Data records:
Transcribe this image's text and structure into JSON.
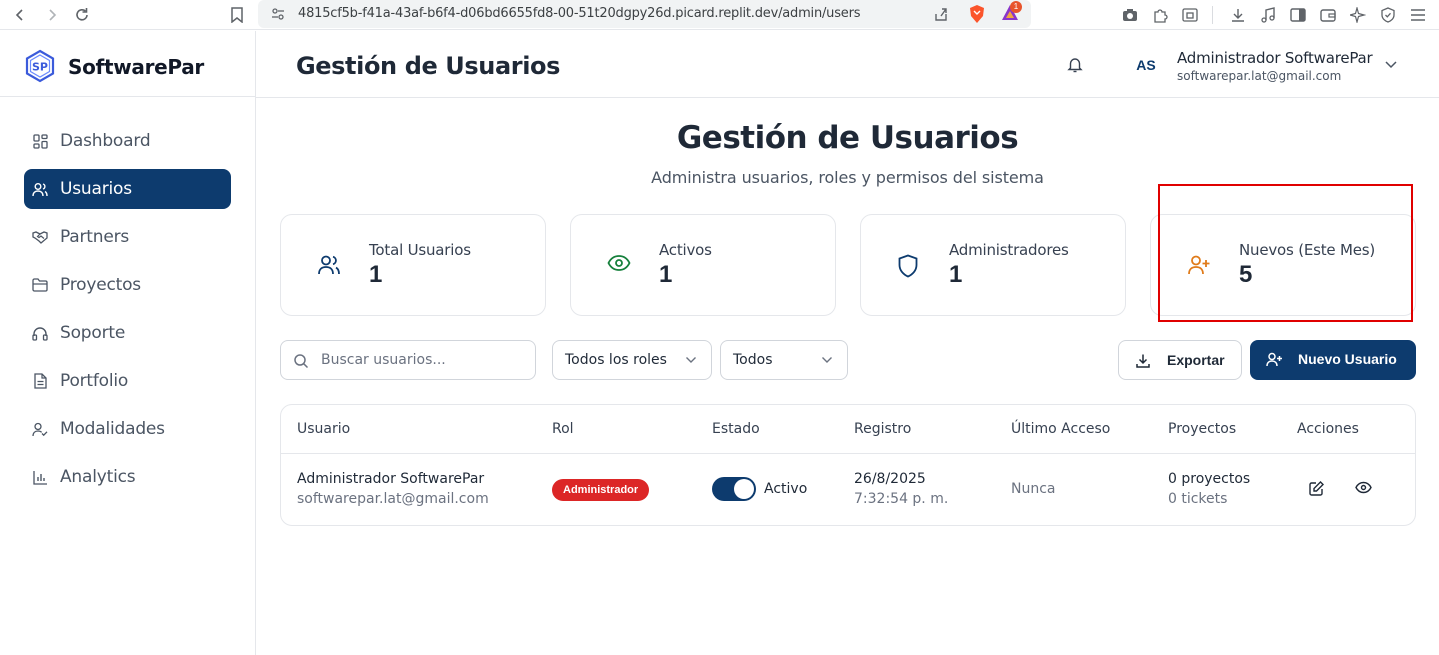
{
  "browser": {
    "url": "4815cf5b-f41a-43af-b6f4-d06bd6655fd8-00-51t20dgpy26d.picard.replit.dev/admin/users",
    "rewards_badge": "1"
  },
  "brand": {
    "name": "SoftwarePar",
    "logo_text": "SP"
  },
  "sidebar": {
    "items": [
      {
        "label": "Dashboard",
        "icon": "grid-icon"
      },
      {
        "label": "Usuarios",
        "icon": "users-icon",
        "active": true
      },
      {
        "label": "Partners",
        "icon": "handshake-icon"
      },
      {
        "label": "Proyectos",
        "icon": "folder-icon"
      },
      {
        "label": "Soporte",
        "icon": "headphones-icon"
      },
      {
        "label": "Portfolio",
        "icon": "document-icon"
      },
      {
        "label": "Modalidades",
        "icon": "user-check-icon"
      },
      {
        "label": "Analytics",
        "icon": "bar-chart-icon"
      }
    ]
  },
  "header": {
    "title": "Gestión de Usuarios",
    "avatar_initials": "AS",
    "user_name": "Administrador SoftwarePar",
    "user_email": "softwarepar.lat@gmail.com"
  },
  "page": {
    "title": "Gestión de Usuarios",
    "subtitle": "Administra usuarios, roles y permisos del sistema"
  },
  "stats": [
    {
      "label": "Total Usuarios",
      "value": "1",
      "icon": "users-icon",
      "color": "#0d3b6e"
    },
    {
      "label": "Activos",
      "value": "1",
      "icon": "eye-icon",
      "color": "#16803c"
    },
    {
      "label": "Administradores",
      "value": "1",
      "icon": "shield-icon",
      "color": "#0d3b6e"
    },
    {
      "label": "Nuevos (Este Mes)",
      "value": "5",
      "icon": "user-plus-icon",
      "color": "#e07b1a"
    }
  ],
  "filters": {
    "search_placeholder": "Buscar usuarios...",
    "role_filter": "Todos los roles",
    "status_filter": "Todos",
    "export_label": "Exportar",
    "new_user_label": "Nuevo Usuario"
  },
  "table": {
    "columns": [
      "Usuario",
      "Rol",
      "Estado",
      "Registro",
      "Último Acceso",
      "Proyectos",
      "Acciones"
    ],
    "rows": [
      {
        "name": "Administrador SoftwarePar",
        "email": "softwarepar.lat@gmail.com",
        "role": "Administrador",
        "status": "Activo",
        "active": true,
        "date": "26/8/2025",
        "time": "7:32:54 p. m.",
        "last_access": "Nunca",
        "projects": "0 proyectos",
        "tickets": "0 tickets"
      }
    ]
  },
  "colors": {
    "primary": "#0d3b6e",
    "danger": "#dc2626",
    "highlight": "#e00000"
  }
}
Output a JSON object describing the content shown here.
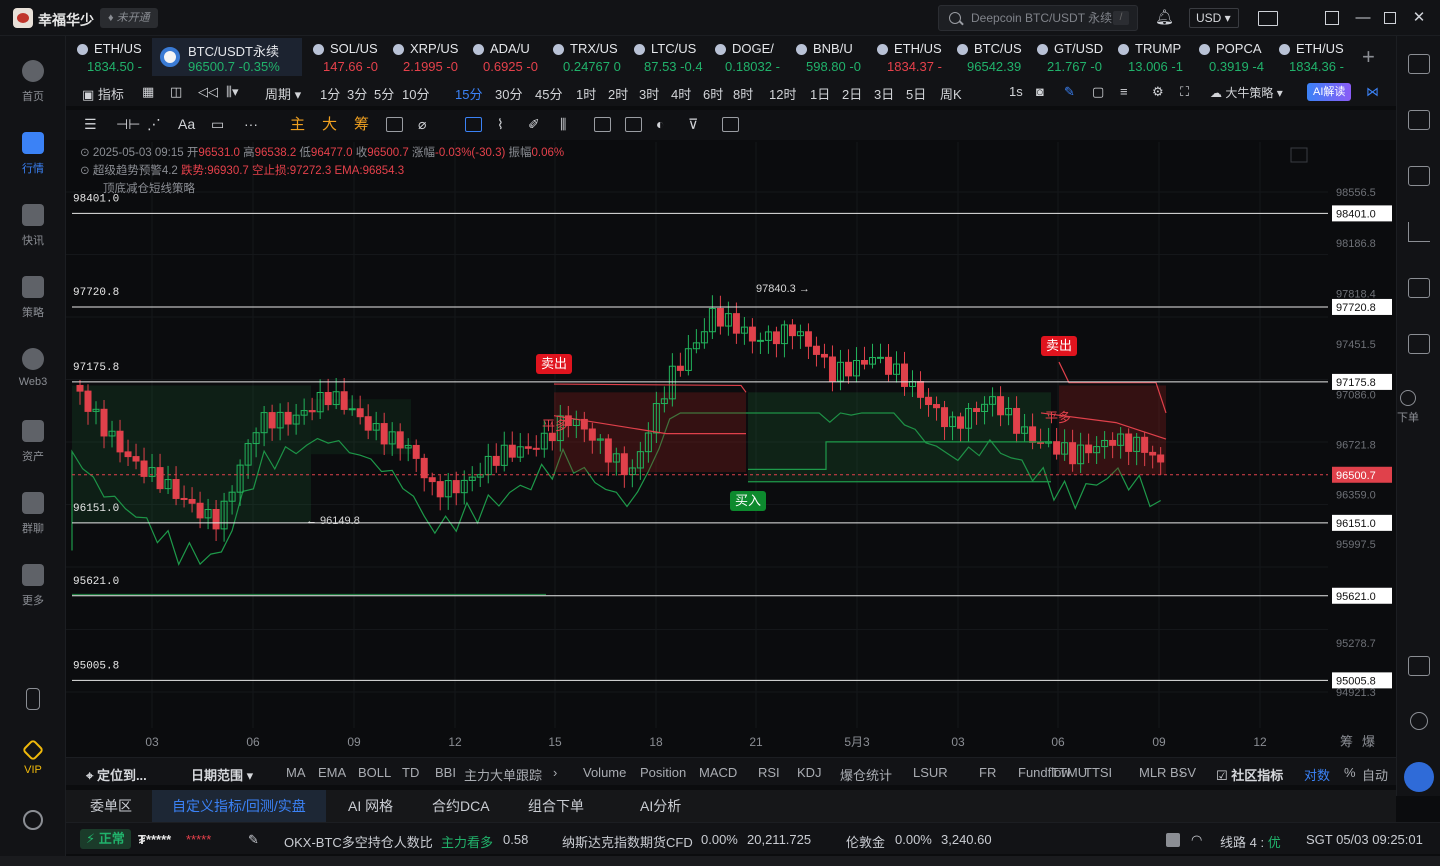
{
  "app": {
    "username": "幸福华少",
    "account_badge": "未开通",
    "search_placeholder": "Deepcoin BTC/USDT 永续",
    "search_shortcut": "/",
    "currency": "USD"
  },
  "sidebar": {
    "items": [
      {
        "label": "首页"
      },
      {
        "label": "行情",
        "active": true
      },
      {
        "label": "快讯"
      },
      {
        "label": "策略"
      },
      {
        "label": "Web3"
      },
      {
        "label": "资产"
      },
      {
        "label": "群聊"
      },
      {
        "label": "更多"
      }
    ],
    "vip_label": "VIP"
  },
  "right_sidebar": {
    "order_label": "下单"
  },
  "tabs": [
    {
      "name": "ETH/US",
      "price": "1834.50",
      "change": "-",
      "dir": "up"
    },
    {
      "name": "BTC/USDT永续",
      "price": "96500.7",
      "change": "-0.35%",
      "dir": "up",
      "active": true
    },
    {
      "name": "SOL/US",
      "price": "147.66",
      "change": "-0",
      "dir": "dn"
    },
    {
      "name": "XRP/US",
      "price": "2.1995",
      "change": "-0",
      "dir": "dn"
    },
    {
      "name": "ADA/U",
      "price": "0.6925",
      "change": "-0",
      "dir": "dn"
    },
    {
      "name": "TRX/US",
      "price": "0.24767",
      "change": "0",
      "dir": "up"
    },
    {
      "name": "LTC/US",
      "price": "87.53",
      "change": "-0.4",
      "dir": "up"
    },
    {
      "name": "DOGE/",
      "price": "0.18032",
      "change": "-",
      "dir": "up"
    },
    {
      "name": "BNB/U",
      "price": "598.80",
      "change": "-0",
      "dir": "up"
    },
    {
      "name": "ETH/US",
      "price": "1834.37",
      "change": "-",
      "dir": "dn"
    },
    {
      "name": "BTC/US",
      "price": "96542.39",
      "change": "",
      "dir": "up"
    },
    {
      "name": "GT/USD",
      "price": "21.767",
      "change": "-0",
      "dir": "up"
    },
    {
      "name": "TRUMP",
      "price": "13.006",
      "change": "-1",
      "dir": "up"
    },
    {
      "name": "POPCA",
      "price": "0.3919",
      "change": "-4",
      "dir": "up"
    },
    {
      "name": "ETH/US",
      "price": "1834.36",
      "change": "-",
      "dir": "up"
    }
  ],
  "toolbar": {
    "indicator_label": "指标",
    "period_label": "周期",
    "timeframes": [
      "1分",
      "3分",
      "5分",
      "10分",
      "15分",
      "30分",
      "45分",
      "1时",
      "2时",
      "3时",
      "4时",
      "6时",
      "8时",
      "12时",
      "1日",
      "2日",
      "3日",
      "5日",
      "周K"
    ],
    "selected_timeframe": "15分",
    "interval_label": "1s",
    "strategy_label": "大牛策略",
    "ai_label": "AI解读"
  },
  "draw_toolbar": {
    "main": "主",
    "big": "大",
    "chip": "筹",
    "font": "Aa"
  },
  "chart_info": {
    "datetime": "2025-05-03 09:15",
    "open_label": "开",
    "open": "96531.0",
    "high_label": "高",
    "high": "96538.2",
    "low_label": "低",
    "low": "96477.0",
    "close_label": "收",
    "close": "96500.7",
    "change_label": "涨幅",
    "change": "-0.03%(-30.3)",
    "amp_label": "振幅",
    "amp": "0.06%",
    "indicator_name": "超级趋势预警4.2",
    "indicator_values": "跌势:96930.7  空止损:97272.3  EMA:96854.3",
    "strategy_name": "顶底减仓短线策略"
  },
  "chart_data": {
    "type": "candlestick",
    "price_axis": [
      "98556.5",
      "98186.8",
      "97818.4",
      "97451.5",
      "97086.0",
      "96721.8",
      "96359.0",
      "95997.5",
      "95278.7",
      "94921.3"
    ],
    "time_axis": [
      "03",
      "06",
      "09",
      "12",
      "15",
      "18",
      "21",
      "5月3",
      "03",
      "06",
      "09",
      "12"
    ],
    "level_lines": [
      {
        "value": "98401.0"
      },
      {
        "value": "97720.8"
      },
      {
        "value": "97175.8"
      },
      {
        "value": "96151.0"
      },
      {
        "value": "95621.0"
      },
      {
        "value": "95005.8"
      }
    ],
    "current_price": "96500.7",
    "annotations": {
      "high_marker": "97840.3",
      "low_marker": "96149.8",
      "sell1": "卖出",
      "sell2": "卖出",
      "close_long1": "平多",
      "close_long2": "平多",
      "buy": "买入"
    },
    "axis_corner": [
      "筹",
      "爆"
    ]
  },
  "indicators": {
    "locate_label": "定位到...",
    "range_label": "日期范围",
    "items1": [
      "MA",
      "EMA",
      "BOLL",
      "TD",
      "BBI",
      "主力大单跟踪"
    ],
    "items2": [
      "Volume",
      "Position",
      "MACD",
      "RSI",
      "KDJ",
      "爆仓统计",
      "LSUR",
      "FR",
      "Fundflow",
      "TTMU",
      "TTSI",
      "MLR",
      "BSV"
    ],
    "community_label": "社区指标",
    "log_label": "对数",
    "pct_label": "%",
    "auto_label": "自动"
  },
  "bottom_tabs": [
    "委单区",
    "自定义指标/回测/实盘",
    "AI 网格",
    "合约DCA",
    "组合下单",
    "AI分析"
  ],
  "status": {
    "state": "正常",
    "masked1": "₮*****",
    "masked2": "*****",
    "ratio_label": "OKX-BTC多空持仓人数比",
    "ratio_tag": "主力看多",
    "ratio_val": "0.58",
    "nasdaq_label": "纳斯达克指数期货CFD",
    "nasdaq_pct": "0.00%",
    "nasdaq_val": "20,211.725",
    "gold_label": "伦敦金",
    "gold_pct": "0.00%",
    "gold_val": "3,240.60",
    "line_label": "线路 4 :",
    "line_quality": "优",
    "time": "SGT 05/03 09:25:01"
  }
}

## PROBLEM STATEMENT:
Go through the preceding material and copy each line that has the word "true".

## TASK RESPONSE:
        "active": true
        "active": true,
        "active": true
      "active": true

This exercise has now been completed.